PROBLEM DESCRIPTION: Copy out the material below in full, but not its images.

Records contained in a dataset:
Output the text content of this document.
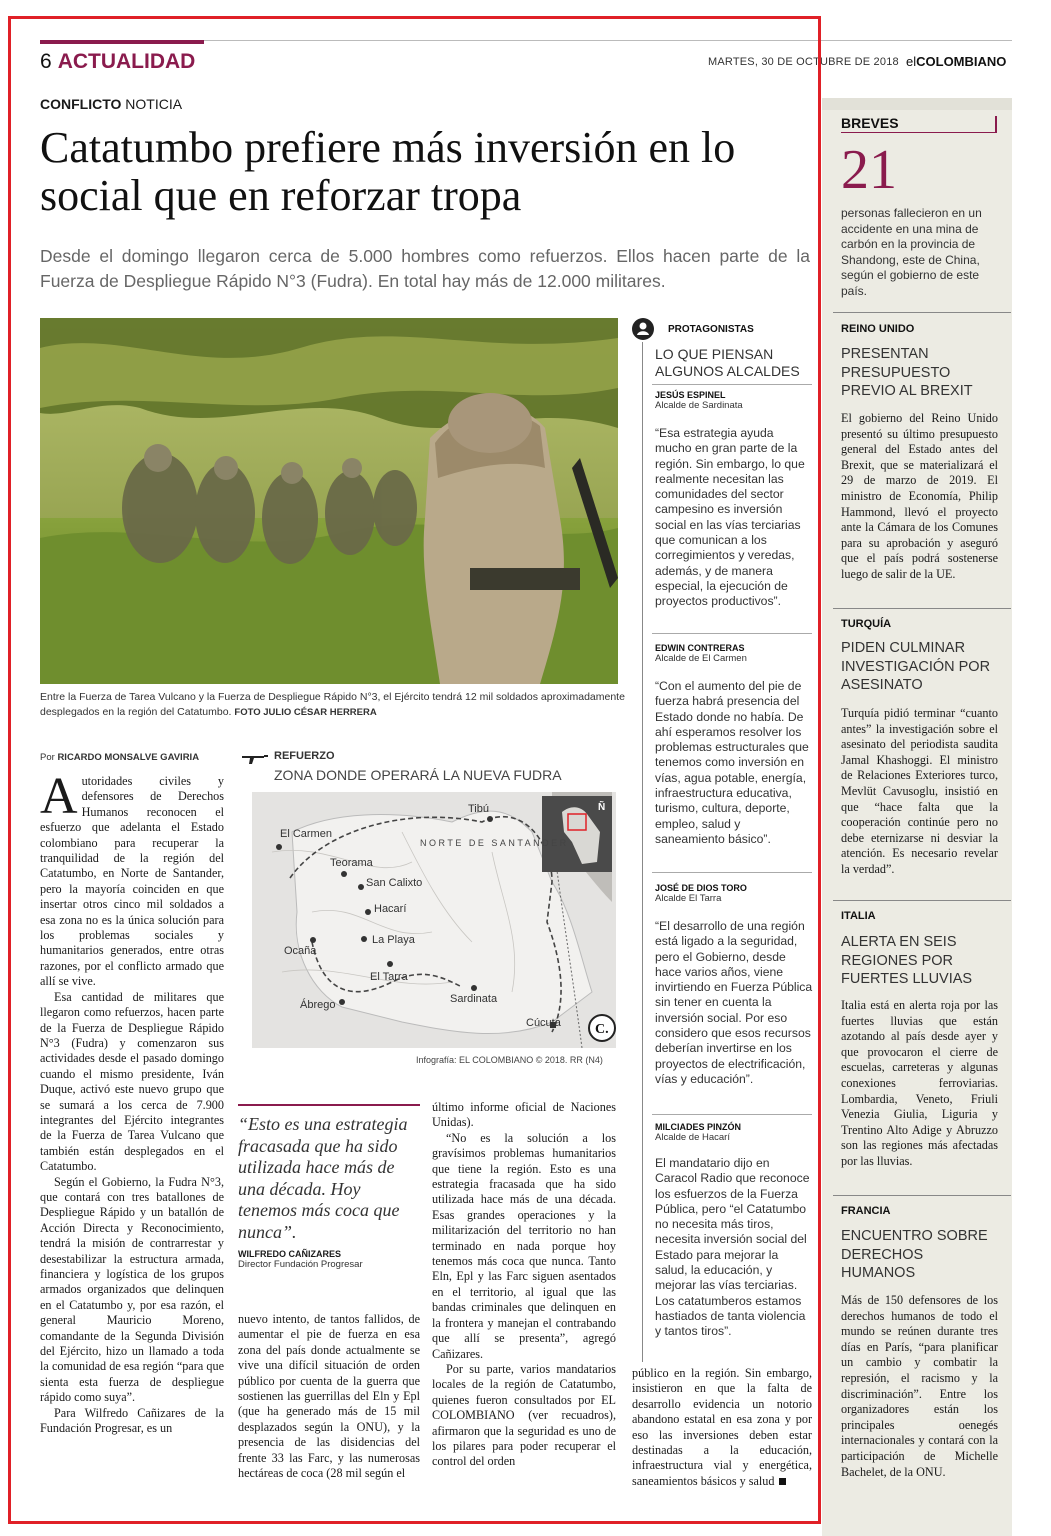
6 ACTUALIDAD	MARTES, 30 DE OCTUBRE DE 2018 elCOLOMBIANO
CONFLICTO NOTICIA
Catatumbo prefiere más inversión en lo social que en reforzar tropa
Desde el domingo llegaron cerca de 5.000 hombres como refuerzos. Ellos hacen parte de la Fuerza de Despliegue Rápido N°3 (Fudra). En total hay más de 12.000 militares.
Entre la Fuerza de Tarea Vulcano y la Fuerza de Despliegue Rápido N°3, el Ejército tendrá 12 mil soldados aproximadamente desplegados en la región del Catatumbo. FOTO JULIO CÉSAR HERRERA
Por RICARDO MONSALVE GAVIRIA

Autoridades civiles y defensores de Derechos Humanos reconocen el esfuerzo que adelanta el Estado colombiano para recuperar la tranquilidad de la región del Catatumbo, en Norte de Santander, pero la mayoría coinciden en que insertar otros cinco mil soldados a esa zona no es la única solución para los problemas sociales y humanitarios generados, entre otras razones, por el conflicto armado que allí se vive.

Esa cantidad de militares que llegaron como refuerzos, hacen parte de la Fuerza de Despliegue Rápido N°3 (Fudra) y comenzaron sus actividades desde el pasado domingo cuando el mismo presidente, Iván Duque, activó este nuevo grupo que se sumará a los cerca de 7.900 integrantes del Ejército integrantes de la Fuerza de Tarea Vulcano que también están desplegados en el Catatumbo.

Según el Gobierno, la Fudra N°3, que contará con tres batallones de Despliegue Rápido y un batallón de Acción Directa y Reconocimiento, tendrá la misión de contrarrestar y desestabilizar la estructura armada, financiera y logística de los grupos armados organizados que delinquen en el Catatumbo y, por esa razón, el general Mauricio Moreno, comandante de la Segunda División del Ejército, hizo un llamado a toda la comunidad de esa región “para que sienta esta fuerza de despliegue rápido como suya”.

Para Wilfredo Cañizares de la Fundación Progresar, es un

REFUERZO
ZONA DONDE OPERARÁ LA NUEVA FUDRA
Tibú
El Carmen
Teorama
San Calixto
Hacarí
La Playa
Ocaña
El Tarra
Ábrego	Sardinata
Cúcuta
NORTE DE SANTANDER
Ñ
C.
Infografía: EL COLOMBIANO © 2018. RR (N4)
“Esto es una estrategia fracasada que ha sido utilizada hace más de una década. Hoy tenemos más coca que nunca”.
WILFREDO CAÑIZARES
Director Fundación Progresar

nuevo intento, de tantos fallidos, de aumentar el pie de fuerza en esa zona del país donde actualmente se vive una difícil situación de orden público por cuenta de la guerra que sostienen las guerrillas del Eln y Epl (que ha generado más de 15 mil desplazados según la ONU), y la presencia de las disidencias del frente 33 las Farc, y las numerosas hectáreas de coca (28 mil según el

último informe oficial de Naciones Unidas).

“No es la solución a los gravísimos problemas humanitarios que tiene la región. Esto es una estrategia fracasada que ha sido utilizada hace más de una década. Esas grandes operaciones y la militarización del territorio no han terminado en nada porque hoy tenemos más coca que nunca. Tanto Eln, Epl y las Farc siguen asentados en el territorio, al igual que las bandas criminales que delinquen en la frontera y manejan el contrabando que allí se presenta”, agregó Cañizares.

Por su parte, varios mandatarios locales de la región de Catatumbo, quienes fueron consultados por EL COLOMBIANO (ver recuadros), afirmaron que la seguridad es uno de los pilares para poder recuperar el control del orden

público en la región. Sin embargo, insistieron en que la falta de desarrollo evidencia un notorio abandono estatal en esa zona y por eso las inversiones deben estar destinadas a la educación, infraestructura vial y energética, saneamientos básicos y salud

PROTAGONISTAS
LO QUE PIENSAN ALGUNOS ALCALDES
JESÚS ESPINEL
Alcalde de Sardinata
“Esa estrategia ayuda mucho en gran parte de la región. Sin embargo, lo que realmente necesitan las comunidades del sector campesino es inversión social en las vías terciarias que comunican a los corregimientos y veredas, además, y de manera especial, la ejecución de proyectos productivos”.
EDWIN CONTRERAS
Alcalde de El Carmen
“Con el aumento del pie de fuerza habrá presencia del Estado donde no había. De ahí esperamos resolver los problemas estructurales que tenemos como inversión en vías, agua potable, energía, infraestructura educativa, turismo, cultura, deporte, empleo, salud y saneamiento básico”.
JOSÉ DE DIOS TORO
Alcalde El Tarra
“El desarrollo de una región está ligado a la seguridad, pero el Gobierno, desde hace varios años, viene invirtiendo en Fuerza Pública sin tener en cuenta la inversión social. Por eso considero que esos recursos deberían invertirse en los proyectos de electrificación, vías y educación”.
MILCIADES PINZÓN
Alcalde de Hacarí
El mandatario dijo en Caracol Radio que reconoce los esfuerzos de la Fuerza Pública, pero “el Catatumbo no necesita más tiros, necesita inversión social del Estado para mejorar la salud, la educación, y mejorar las vías terciarias. Los catatumberos estamos hastiados de tanta violencia y tantos tiros”.
BREVES
21
personas fallecieron en un accidente en una mina de carbón en la provincia de Shandong, este de China, según el gobierno de este país.
REINO UNIDO
PRESENTAN PRESUPUESTO PREVIO AL BREXIT
El gobierno del Reino Unido presentó su último presupuesto general del Estado antes del Brexit, que se materializará el 29 de marzo de 2019. El ministro de Economía, Philip Hammond, llevó el proyecto ante la Cámara de los Comunes para su aprobación y aseguró que el país podrá sostenerse luego de salir de la UE.
TURQUÍA
PIDEN CULMINAR INVESTIGACIÓN POR ASESINATO
Turquía pidió terminar “cuanto antes” la investigación sobre el asesinato del periodista saudita Jamal Khashoggi. El ministro de Relaciones Exteriores turco, Mevlüt Cavusoglu, insistió en que “hace falta que la cooperación continúe pero no debe eternizarse ni desviar la atención. Es necesario revelar la verdad”.
ITALIA
ALERTA EN SEIS REGIONES POR FUERTES LLUVIAS
Italia está en alerta roja por las fuertes lluvias que están azotando al país desde ayer y que provocaron el cierre de escuelas, carreteras y algunas conexiones ferroviarias. Lombardia, Veneto, Friuli Venezia Giulia, Liguria y Trentino Alto Adige y Abruzzo son las regiones más afectadas por las lluvias.
FRANCIA
ENCUENTRO SOBRE DERECHOS HUMANOS
Más de 150 defensores de los derechos humanos de todo el mundo se reúnen durante tres días en París, “para planificar un cambio y combatir la represión, el racismo y la discriminación”. Entre los organizadores están los principales oenegés internacionales y contará con la participación de Michelle Bachelet, de la ONU.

THE COMPLETED TASK:
Output the text content of this document.
6 ACTUALIDAD	MARTES, 30 DE OCTUBRE DE 2018 elCOLOMBIANO
CONFLICTO NOTICIA
Catatumbo prefiere más inversión en lo social que en reforzar tropa
Desde el domingo llegaron cerca de 5.000 hombres como refuerzos. Ellos hacen parte de la Fuerza de Despliegue Rápido N°3 (Fudra). En total hay más de 12.000 militares.
Entre la Fuerza de Tarea Vulcano y la Fuerza de Despliegue Rápido N°3, el Ejército tendrá 12 mil soldados aproximadamente desplegados en la región del Catatumbo. FOTO JULIO CÉSAR HERRERA
Por RICARDO MONSALVE GAVIRIA

Autoridades civiles y defensores de Derechos Humanos reconocen el esfuerzo que adelanta el Estado colombiano para recuperar la tranquilidad de la región del Catatumbo, en Norte de Santander, pero la mayoría coinciden en que insertar otros cinco mil soldados a esa zona no es la única solución para los problemas sociales y humanitarios generados, entre otras razones, por el conflicto armado que allí se vive.

Esa cantidad de militares que llegaron como refuerzos, hacen parte de la Fuerza de Despliegue Rápido N°3 (Fudra) y comenzaron sus actividades desde el pasado domingo cuando el mismo presidente, Iván Duque, activó este nuevo grupo que se sumará a los cerca de 7.900 integrantes del Ejército integrantes de la Fuerza de Tarea Vulcano que también están desplegados en el Catatumbo.

Según el Gobierno, la Fudra N°3, que contará con tres batallones de Despliegue Rápido y un batallón de Acción Directa y Reconocimiento, tendrá la misión de contrarrestar y desestabilizar la estructura armada, financiera y logística de los grupos armados organizados que delinquen en el Catatumbo y, por esa razón, el general Mauricio Moreno, comandante de la Segunda División del Ejército, hizo un llamado a toda la comunidad de esa región “para que sienta esta fuerza de despliegue rápido como suya”.

Para Wilfredo Cañizares de la Fundación Progresar, es un

REFUERZO
ZONA DONDE OPERARÁ LA NUEVA FUDRA
Tibú
El Carmen
Teorama
San Calixto
Hacarí
La Playa
Ocaña
El Tarra
Ábrego	Sardinata
Cúcuta
NORTE DE SANTANDER
Ñ
C.
Infografía: EL COLOMBIANO © 2018. RR (N4)
“Esto es una estrategia fracasada que ha sido utilizada hace más de una década. Hoy tenemos más coca que nunca”.
WILFREDO CAÑIZARES
Director Fundación Progresar

nuevo intento, de tantos fallidos, de aumentar el pie de fuerza en esa zona del país donde actualmente se vive una difícil situación de orden público por cuenta de la guerra que sostienen las guerrillas del Eln y Epl (que ha generado más de 15 mil desplazados según la ONU), y la presencia de las disidencias del frente 33 las Farc, y las numerosas hectáreas de coca (28 mil según el

último informe oficial de Naciones Unidas).

“No es la solución a los gravísimos problemas humanitarios que tiene la región. Esto es una estrategia fracasada que ha sido utilizada hace más de una década. Esas grandes operaciones y la militarización del territorio no han terminado en nada porque hoy tenemos más coca que nunca. Tanto Eln, Epl y las Farc siguen asentados en el territorio, al igual que las bandas criminales que delinquen en la frontera y manejan el contrabando que allí se presenta”, agregó Cañizares.

Por su parte, varios mandatarios locales de la región de Catatumbo, quienes fueron consultados por EL COLOMBIANO (ver recuadros), afirmaron que la seguridad es uno de los pilares para poder recuperar el control del orden

público en la región. Sin embargo, insistieron en que la falta de desarrollo evidencia un notorio abandono estatal en esa zona y por eso las inversiones deben estar destinadas a la educación, infraestructura vial y energética, saneamientos básicos y salud

PROTAGONISTAS
LO QUE PIENSAN ALGUNOS ALCALDES
JESÚS ESPINEL
Alcalde de Sardinata
“Esa estrategia ayuda mucho en gran parte de la región. Sin embargo, lo que realmente necesitan las comunidades del sector campesino es inversión social en las vías terciarias que comunican a los corregimientos y veredas, además, y de manera especial, la ejecución de proyectos productivos”.
EDWIN CONTRERAS
Alcalde de El Carmen
“Con el aumento del pie de fuerza habrá presencia del Estado donde no había. De ahí esperamos resolver los problemas estructurales que tenemos como inversión en vías, agua potable, energía, infraestructura educativa, turismo, cultura, deporte, empleo, salud y saneamiento básico”.
JOSÉ DE DIOS TORO
Alcalde El Tarra
“El desarrollo de una región está ligado a la seguridad, pero el Gobierno, desde hace varios años, viene invirtiendo en Fuerza Pública sin tener en cuenta la inversión social. Por eso considero que esos recursos deberían invertirse en los proyectos de electrificación, vías y educación”.
MILCIADES PINZÓN
Alcalde de Hacarí
El mandatario dijo en Caracol Radio que reconoce los esfuerzos de la Fuerza Pública, pero “el Catatumbo no necesita más tiros, necesita inversión social del Estado para mejorar la salud, la educación, y mejorar las vías terciarias. Los catatumberos estamos hastiados de tanta violencia y tantos tiros”.
BREVES
21
personas fallecieron en un accidente en una mina de carbón en la provincia de Shandong, este de China, según el gobierno de este país.
REINO UNIDO
PRESENTAN PRESUPUESTO PREVIO AL BREXIT
El gobierno del Reino Unido presentó su último presupuesto general del Estado antes del Brexit, que se materializará el 29 de marzo de 2019. El ministro de Economía, Philip Hammond, llevó el proyecto ante la Cámara de los Comunes para su aprobación y aseguró que el país podrá sostenerse luego de salir de la UE.
TURQUÍA
PIDEN CULMINAR INVESTIGACIÓN POR ASESINATO
Turquía pidió terminar “cuanto antes” la investigación sobre el asesinato del periodista saudita Jamal Khashoggi. El ministro de Relaciones Exteriores turco, Mevlüt Cavusoglu, insistió en que “hace falta que la cooperación continúe pero no debe eternizarse ni desviar la atención. Es necesario revelar la verdad”.
ITALIA
ALERTA EN SEIS REGIONES POR FUERTES LLUVIAS
Italia está en alerta roja por las fuertes lluvias que están azotando al país desde ayer y que provocaron el cierre de escuelas, carreteras y algunas conexiones ferroviarias. Lombardia, Veneto, Friuli Venezia Giulia, Liguria y Trentino Alto Adige y Abruzzo son las regiones más afectadas por las lluvias.
FRANCIA
ENCUENTRO SOBRE DERECHOS HUMANOS
Más de 150 defensores de los derechos humanos de todo el mundo se reúnen durante tres días en París, “para planificar un cambio y combatir la represión, el racismo y la discriminación”. Entre los organizadores están los principales oenegés internacionales y contará con la participación de Michelle Bachelet, de la ONU.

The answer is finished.